PROBLEM DESCRIPTION
Return each line containing the string "Residual".

EXCERPTED RECORDS
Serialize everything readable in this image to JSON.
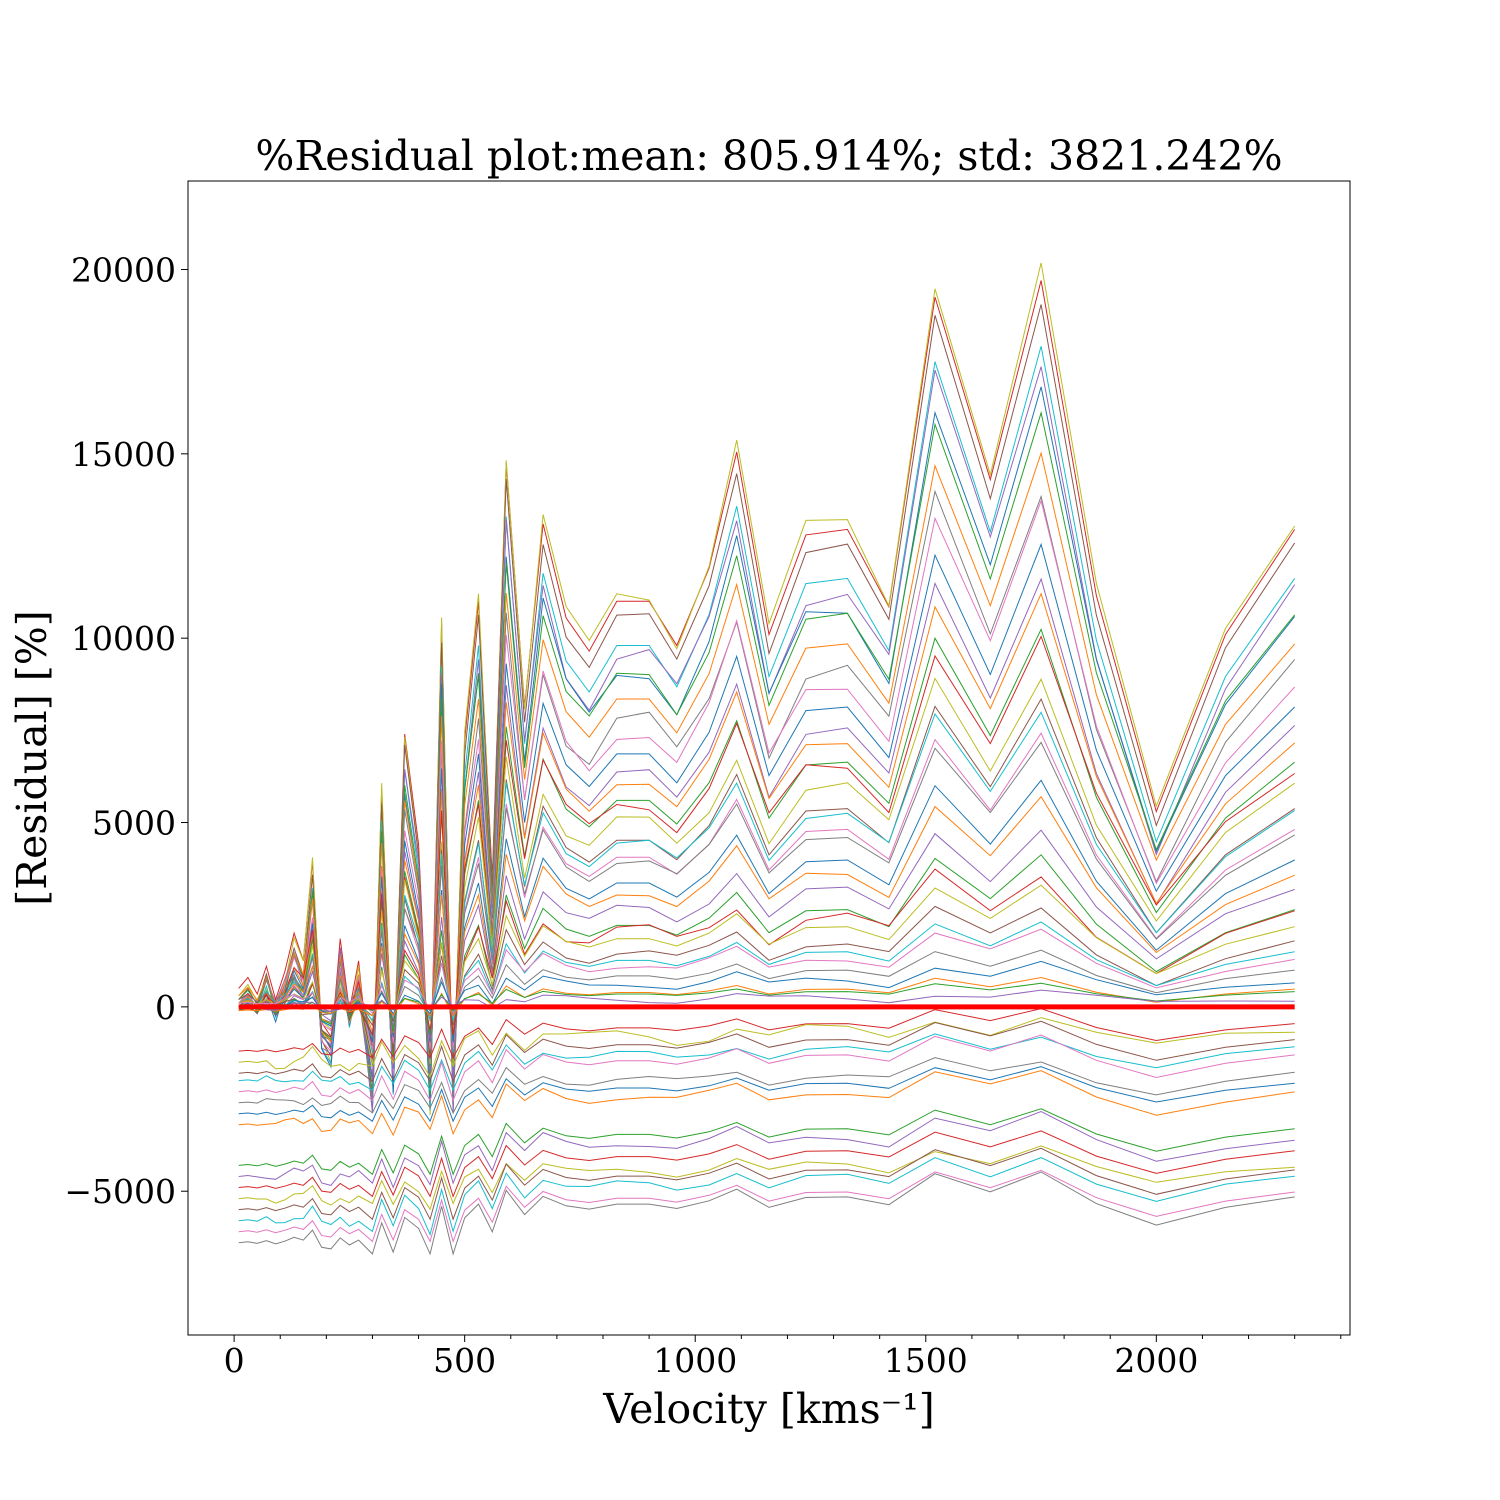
{
  "chart_data": {
    "type": "line",
    "title": "%Residual plot:mean: 805.914%; std: 3821.242%",
    "xlabel": "Velocity [kms⁻¹]",
    "ylabel": "[Residual] [%]",
    "xlim": [
      -100,
      2420
    ],
    "ylim": [
      -8900,
      22400
    ],
    "xticks": [
      0,
      500,
      1000,
      1500,
      2000
    ],
    "xtick_labels": [
      "0",
      "500",
      "1000",
      "1500",
      "2000"
    ],
    "yticks": [
      -5000,
      0,
      5000,
      10000,
      15000,
      20000
    ],
    "ytick_labels": [
      "−5000",
      "0",
      "5000",
      "10000",
      "15000",
      "20000"
    ],
    "grid": false,
    "legend": "none",
    "zero_line": {
      "y": 0,
      "x": [
        10,
        2300
      ],
      "color": "#ff0000"
    },
    "palette": [
      "#1f77b4",
      "#ff7f0e",
      "#2ca02c",
      "#d62728",
      "#9467bd",
      "#8c564b",
      "#e377c2",
      "#7f7f7f",
      "#bcbd22",
      "#17becf"
    ],
    "x": [
      10,
      30,
      50,
      70,
      90,
      110,
      130,
      150,
      170,
      190,
      210,
      230,
      250,
      270,
      300,
      320,
      345,
      370,
      400,
      425,
      450,
      475,
      500,
      530,
      560,
      590,
      630,
      670,
      720,
      770,
      830,
      900,
      960,
      1030,
      1090,
      1160,
      1240,
      1330,
      1420,
      1520,
      1640,
      1750,
      1870,
      2000,
      2150,
      2300
    ],
    "base_shape": [
      0,
      0.02,
      -0.01,
      0.04,
      -0.02,
      0.03,
      0.1,
      0.05,
      0.23,
      -0.08,
      -0.11,
      0.09,
      -0.04,
      0.05,
      -0.2,
      0.36,
      -0.17,
      0.46,
      0.26,
      -0.2,
      0.66,
      -0.2,
      0.45,
      0.7,
      0.2,
      0.95,
      0.51,
      0.84,
      0.67,
      0.61,
      0.7,
      0.7,
      0.62,
      0.76,
      0.97,
      0.64,
      0.82,
      0.83,
      0.69,
      1.25,
      0.92,
      1.28,
      0.71,
      0.32,
      0.64,
      0.83
    ],
    "curves": [
      {
        "amp": 15000,
        "offset": 500,
        "shift": 0,
        "color": "#d62728"
      },
      {
        "amp": 15500,
        "offset": 300,
        "shift": 200,
        "color": "#bcbd22"
      },
      {
        "amp": 14800,
        "offset": 200,
        "shift": -100,
        "color": "#8c564b"
      },
      {
        "amp": 14000,
        "offset": 0,
        "shift": 0,
        "color": "#17becf"
      },
      {
        "amp": 13500,
        "offset": 100,
        "shift": 300,
        "color": "#9467bd"
      },
      {
        "amp": 13000,
        "offset": 0,
        "shift": -200,
        "color": "#1f77b4"
      },
      {
        "amp": 12500,
        "offset": 200,
        "shift": 100,
        "color": "#2ca02c"
      },
      {
        "amp": 11500,
        "offset": 300,
        "shift": 0,
        "color": "#ff7f0e"
      },
      {
        "amp": 11000,
        "offset": 0,
        "shift": -300,
        "color": "#7f7f7f"
      },
      {
        "amp": 10500,
        "offset": 100,
        "shift": 200,
        "color": "#e377c2"
      },
      {
        "amp": 9800,
        "offset": 0,
        "shift": 0,
        "color": "#1f77b4"
      },
      {
        "amp": 9200,
        "offset": -100,
        "shift": 100,
        "color": "#9467bd"
      },
      {
        "amp": 8600,
        "offset": 100,
        "shift": -100,
        "color": "#ff7f0e"
      },
      {
        "amp": 8000,
        "offset": 0,
        "shift": 0,
        "color": "#2ca02c"
      },
      {
        "amp": 7600,
        "offset": 200,
        "shift": 200,
        "color": "#d62728"
      },
      {
        "amp": 7100,
        "offset": 0,
        "shift": -200,
        "color": "#bcbd22"
      },
      {
        "amp": 6600,
        "offset": -100,
        "shift": 0,
        "color": "#8c564b"
      },
      {
        "amp": 6200,
        "offset": 100,
        "shift": 100,
        "color": "#17becf"
      },
      {
        "amp": 5800,
        "offset": 0,
        "shift": 0,
        "color": "#e377c2"
      },
      {
        "amp": 5400,
        "offset": 200,
        "shift": -100,
        "color": "#7f7f7f"
      },
      {
        "amp": 4800,
        "offset": 0,
        "shift": 0,
        "color": "#1f77b4"
      },
      {
        "amp": 4300,
        "offset": 100,
        "shift": 100,
        "color": "#ff7f0e"
      },
      {
        "amp": 3800,
        "offset": 0,
        "shift": -100,
        "color": "#9467bd"
      },
      {
        "amp": 3300,
        "offset": -100,
        "shift": 0,
        "color": "#2ca02c"
      },
      {
        "amp": 2900,
        "offset": 0,
        "shift": 200,
        "color": "#d62728"
      },
      {
        "amp": 2500,
        "offset": 100,
        "shift": 0,
        "color": "#bcbd22"
      },
      {
        "amp": 2100,
        "offset": 0,
        "shift": -100,
        "color": "#8c564b"
      },
      {
        "amp": 1800,
        "offset": 0,
        "shift": 0,
        "color": "#17becf"
      },
      {
        "amp": 1500,
        "offset": 100,
        "shift": 100,
        "color": "#e377c2"
      },
      {
        "amp": 1200,
        "offset": 0,
        "shift": 0,
        "color": "#7f7f7f"
      },
      {
        "amp": 900,
        "offset": 0,
        "shift": -100,
        "color": "#1f77b4"
      },
      {
        "amp": 700,
        "offset": -100,
        "shift": 0,
        "color": "#ff7f0e"
      },
      {
        "amp": 500,
        "offset": 0,
        "shift": 0,
        "color": "#2ca02c"
      },
      {
        "amp": 300,
        "offset": 0,
        "shift": 100,
        "color": "#9467bd"
      },
      {
        "amp": 900,
        "offset": -1200,
        "shift": 0,
        "color": "#d62728"
      },
      {
        "amp": 1000,
        "offset": -1500,
        "shift": -200,
        "color": "#bcbd22"
      },
      {
        "amp": 1100,
        "offset": -1800,
        "shift": 0,
        "color": "#8c564b"
      },
      {
        "amp": 1000,
        "offset": -2000,
        "shift": 100,
        "color": "#17becf"
      },
      {
        "amp": 1200,
        "offset": -2300,
        "shift": 0,
        "color": "#e377c2"
      },
      {
        "amp": 900,
        "offset": -2600,
        "shift": -100,
        "color": "#7f7f7f"
      },
      {
        "amp": 1000,
        "offset": -2900,
        "shift": 0,
        "color": "#1f77b4"
      },
      {
        "amp": 1100,
        "offset": -3200,
        "shift": 100,
        "color": "#ff7f0e"
      },
      {
        "amp": 1200,
        "offset": -4300,
        "shift": 0,
        "color": "#2ca02c"
      },
      {
        "amp": 1300,
        "offset": -4600,
        "shift": -100,
        "color": "#9467bd"
      },
      {
        "amp": 1200,
        "offset": -4900,
        "shift": 0,
        "color": "#d62728"
      },
      {
        "amp": 1100,
        "offset": -5200,
        "shift": 100,
        "color": "#bcbd22"
      },
      {
        "amp": 1300,
        "offset": -5500,
        "shift": 0,
        "color": "#8c564b"
      },
      {
        "amp": 1400,
        "offset": -5800,
        "shift": -100,
        "color": "#17becf"
      },
      {
        "amp": 1300,
        "offset": -6100,
        "shift": 0,
        "color": "#e377c2"
      },
      {
        "amp": 1500,
        "offset": -6400,
        "shift": 0,
        "color": "#7f7f7f"
      }
    ]
  }
}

EXERCISE OUTPUT
    "title": "%Residual plot:mean: 805.914%; std: 3821.242%",
    "ylabel": "[Residual] [%]",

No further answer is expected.